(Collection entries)
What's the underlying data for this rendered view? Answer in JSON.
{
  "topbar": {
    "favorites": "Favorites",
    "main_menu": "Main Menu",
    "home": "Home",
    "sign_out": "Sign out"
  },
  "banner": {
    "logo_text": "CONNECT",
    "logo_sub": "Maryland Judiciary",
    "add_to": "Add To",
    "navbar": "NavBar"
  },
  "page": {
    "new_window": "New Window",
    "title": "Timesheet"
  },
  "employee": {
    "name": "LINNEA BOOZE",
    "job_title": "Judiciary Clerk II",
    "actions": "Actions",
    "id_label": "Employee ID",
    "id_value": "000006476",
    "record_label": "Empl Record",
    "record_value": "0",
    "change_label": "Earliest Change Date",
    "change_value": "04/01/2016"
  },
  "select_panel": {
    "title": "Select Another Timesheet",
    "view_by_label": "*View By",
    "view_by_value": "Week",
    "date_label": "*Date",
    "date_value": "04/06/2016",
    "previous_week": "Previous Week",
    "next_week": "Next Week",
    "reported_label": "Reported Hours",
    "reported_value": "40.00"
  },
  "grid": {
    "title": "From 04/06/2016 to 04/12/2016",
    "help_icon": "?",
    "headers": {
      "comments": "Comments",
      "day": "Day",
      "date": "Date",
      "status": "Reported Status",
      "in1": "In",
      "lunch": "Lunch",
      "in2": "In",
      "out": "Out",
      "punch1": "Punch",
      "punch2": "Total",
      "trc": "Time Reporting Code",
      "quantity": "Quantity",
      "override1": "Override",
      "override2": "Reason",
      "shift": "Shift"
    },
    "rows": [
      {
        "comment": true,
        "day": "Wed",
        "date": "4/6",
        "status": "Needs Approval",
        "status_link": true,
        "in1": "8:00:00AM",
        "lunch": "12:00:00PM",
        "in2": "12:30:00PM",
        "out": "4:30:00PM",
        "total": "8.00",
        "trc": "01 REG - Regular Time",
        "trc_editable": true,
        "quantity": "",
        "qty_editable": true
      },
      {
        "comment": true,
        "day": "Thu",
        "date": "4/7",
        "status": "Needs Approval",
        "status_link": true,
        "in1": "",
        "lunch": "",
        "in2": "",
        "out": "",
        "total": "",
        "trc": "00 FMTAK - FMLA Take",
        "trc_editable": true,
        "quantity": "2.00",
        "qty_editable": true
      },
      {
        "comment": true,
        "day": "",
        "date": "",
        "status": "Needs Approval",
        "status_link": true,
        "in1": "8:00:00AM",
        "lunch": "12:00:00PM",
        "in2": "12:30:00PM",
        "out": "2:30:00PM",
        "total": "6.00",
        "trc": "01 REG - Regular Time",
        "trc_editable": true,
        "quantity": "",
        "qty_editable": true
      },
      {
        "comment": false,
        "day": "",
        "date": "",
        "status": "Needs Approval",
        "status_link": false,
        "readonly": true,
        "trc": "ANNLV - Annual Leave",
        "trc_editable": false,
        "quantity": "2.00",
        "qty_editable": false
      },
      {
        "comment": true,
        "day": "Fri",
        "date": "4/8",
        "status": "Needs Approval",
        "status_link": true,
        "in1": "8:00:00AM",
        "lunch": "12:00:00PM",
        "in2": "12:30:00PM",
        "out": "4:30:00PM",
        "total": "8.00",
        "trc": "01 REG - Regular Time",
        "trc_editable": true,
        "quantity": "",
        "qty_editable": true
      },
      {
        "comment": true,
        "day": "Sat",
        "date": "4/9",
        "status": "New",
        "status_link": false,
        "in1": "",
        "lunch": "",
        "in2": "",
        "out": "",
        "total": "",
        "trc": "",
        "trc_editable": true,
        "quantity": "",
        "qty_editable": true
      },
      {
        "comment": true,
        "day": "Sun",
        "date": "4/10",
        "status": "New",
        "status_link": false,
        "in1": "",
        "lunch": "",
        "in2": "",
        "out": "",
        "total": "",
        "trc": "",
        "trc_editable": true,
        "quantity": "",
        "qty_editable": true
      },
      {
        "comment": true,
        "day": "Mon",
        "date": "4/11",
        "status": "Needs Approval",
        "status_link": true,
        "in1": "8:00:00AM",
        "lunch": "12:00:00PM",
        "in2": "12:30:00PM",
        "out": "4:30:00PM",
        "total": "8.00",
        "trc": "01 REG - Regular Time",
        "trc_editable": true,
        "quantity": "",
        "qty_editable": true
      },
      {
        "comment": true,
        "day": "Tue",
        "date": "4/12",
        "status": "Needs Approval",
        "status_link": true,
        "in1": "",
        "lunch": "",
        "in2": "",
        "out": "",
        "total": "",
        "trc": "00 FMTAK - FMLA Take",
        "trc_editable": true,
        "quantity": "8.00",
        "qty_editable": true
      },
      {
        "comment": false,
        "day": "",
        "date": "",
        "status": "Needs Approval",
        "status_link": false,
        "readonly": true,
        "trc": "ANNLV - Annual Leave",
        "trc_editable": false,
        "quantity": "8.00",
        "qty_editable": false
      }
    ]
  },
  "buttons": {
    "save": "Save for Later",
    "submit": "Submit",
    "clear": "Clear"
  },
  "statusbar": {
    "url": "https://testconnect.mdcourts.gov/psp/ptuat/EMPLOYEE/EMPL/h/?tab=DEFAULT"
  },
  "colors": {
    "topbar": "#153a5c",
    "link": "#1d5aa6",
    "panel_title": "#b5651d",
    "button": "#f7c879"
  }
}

[Written exercise]
Exactly reproduce the material above.

[Answer to the problem]
What's the underlying data for this rendered view? Answer in JSON.
{
  "topbar": {
    "favorites": "Favorites",
    "main_menu": "Main Menu",
    "home": "Home",
    "sign_out": "Sign out"
  },
  "banner": {
    "logo_text": "CONNECT",
    "logo_sub": "Maryland Judiciary",
    "add_to": "Add To",
    "navbar": "NavBar"
  },
  "page": {
    "new_window": "New Window",
    "title": "Timesheet"
  },
  "employee": {
    "name": "LINNEA BOOZE",
    "job_title": "Judiciary Clerk II",
    "actions": "Actions",
    "id_label": "Employee ID",
    "id_value": "000006476",
    "record_label": "Empl Record",
    "record_value": "0",
    "change_label": "Earliest Change Date",
    "change_value": "04/01/2016"
  },
  "select_panel": {
    "title": "Select Another Timesheet",
    "view_by_label": "*View By",
    "view_by_value": "Week",
    "date_label": "*Date",
    "date_value": "04/06/2016",
    "previous_week": "Previous Week",
    "next_week": "Next Week",
    "reported_label": "Reported Hours",
    "reported_value": "40.00"
  },
  "grid": {
    "title": "From 04/06/2016 to 04/12/2016",
    "help_icon": "?",
    "headers": {
      "comments": "Comments",
      "day": "Day",
      "date": "Date",
      "status": "Reported Status",
      "in1": "In",
      "lunch": "Lunch",
      "in2": "In",
      "out": "Out",
      "punch1": "Punch",
      "punch2": "Total",
      "trc": "Time Reporting Code",
      "quantity": "Quantity",
      "override1": "Override",
      "override2": "Reason",
      "shift": "Shift"
    },
    "rows": [
      {
        "comment": true,
        "day": "Wed",
        "date": "4/6",
        "status": "Needs Approval",
        "status_link": true,
        "in1": "8:00:00AM",
        "lunch": "12:00:00PM",
        "in2": "12:30:00PM",
        "out": "4:30:00PM",
        "total": "8.00",
        "trc": "01 REG - Regular Time",
        "trc_editable": true,
        "quantity": "",
        "qty_editable": true
      },
      {
        "comment": true,
        "day": "Thu",
        "date": "4/7",
        "status": "Needs Approval",
        "status_link": true,
        "in1": "",
        "lunch": "",
        "in2": "",
        "out": "",
        "total": "",
        "trc": "00 FMTAK - FMLA Take",
        "trc_editable": true,
        "quantity": "2.00",
        "qty_editable": true
      },
      {
        "comment": true,
        "day": "",
        "date": "",
        "status": "Needs Approval",
        "status_link": true,
        "in1": "8:00:00AM",
        "lunch": "12:00:00PM",
        "in2": "12:30:00PM",
        "out": "2:30:00PM",
        "total": "6.00",
        "trc": "01 REG - Regular Time",
        "trc_editable": true,
        "quantity": "",
        "qty_editable": true
      },
      {
        "comment": false,
        "day": "",
        "date": "",
        "status": "Needs Approval",
        "status_link": false,
        "readonly": true,
        "trc": "ANNLV - Annual Leave",
        "trc_editable": false,
        "quantity": "2.00",
        "qty_editable": false
      },
      {
        "comment": true,
        "day": "Fri",
        "date": "4/8",
        "status": "Needs Approval",
        "status_link": true,
        "in1": "8:00:00AM",
        "lunch": "12:00:00PM",
        "in2": "12:30:00PM",
        "out": "4:30:00PM",
        "total": "8.00",
        "trc": "01 REG - Regular Time",
        "trc_editable": true,
        "quantity": "",
        "qty_editable": true
      },
      {
        "comment": true,
        "day": "Sat",
        "date": "4/9",
        "status": "New",
        "status_link": false,
        "in1": "",
        "lunch": "",
        "in2": "",
        "out": "",
        "total": "",
        "trc": "",
        "trc_editable": true,
        "quantity": "",
        "qty_editable": true
      },
      {
        "comment": true,
        "day": "Sun",
        "date": "4/10",
        "status": "New",
        "status_link": false,
        "in1": "",
        "lunch": "",
        "in2": "",
        "out": "",
        "total": "",
        "trc": "",
        "trc_editable": true,
        "quantity": "",
        "qty_editable": true
      },
      {
        "comment": true,
        "day": "Mon",
        "date": "4/11",
        "status": "Needs Approval",
        "status_link": true,
        "in1": "8:00:00AM",
        "lunch": "12:00:00PM",
        "in2": "12:30:00PM",
        "out": "4:30:00PM",
        "total": "8.00",
        "trc": "01 REG - Regular Time",
        "trc_editable": true,
        "quantity": "",
        "qty_editable": true
      },
      {
        "comment": true,
        "day": "Tue",
        "date": "4/12",
        "status": "Needs Approval",
        "status_link": true,
        "in1": "",
        "lunch": "",
        "in2": "",
        "out": "",
        "total": "",
        "trc": "00 FMTAK - FMLA Take",
        "trc_editable": true,
        "quantity": "8.00",
        "qty_editable": true
      },
      {
        "comment": false,
        "day": "",
        "date": "",
        "status": "Needs Approval",
        "status_link": false,
        "readonly": true,
        "trc": "ANNLV - Annual Leave",
        "trc_editable": false,
        "quantity": "8.00",
        "qty_editable": false
      }
    ]
  },
  "buttons": {
    "save": "Save for Later",
    "submit": "Submit",
    "clear": "Clear"
  },
  "statusbar": {
    "url": "https://testconnect.mdcourts.gov/psp/ptuat/EMPLOYEE/EMPL/h/?tab=DEFAULT"
  },
  "colors": {
    "topbar": "#153a5c",
    "link": "#1d5aa6",
    "panel_title": "#b5651d",
    "button": "#f7c879"
  }
}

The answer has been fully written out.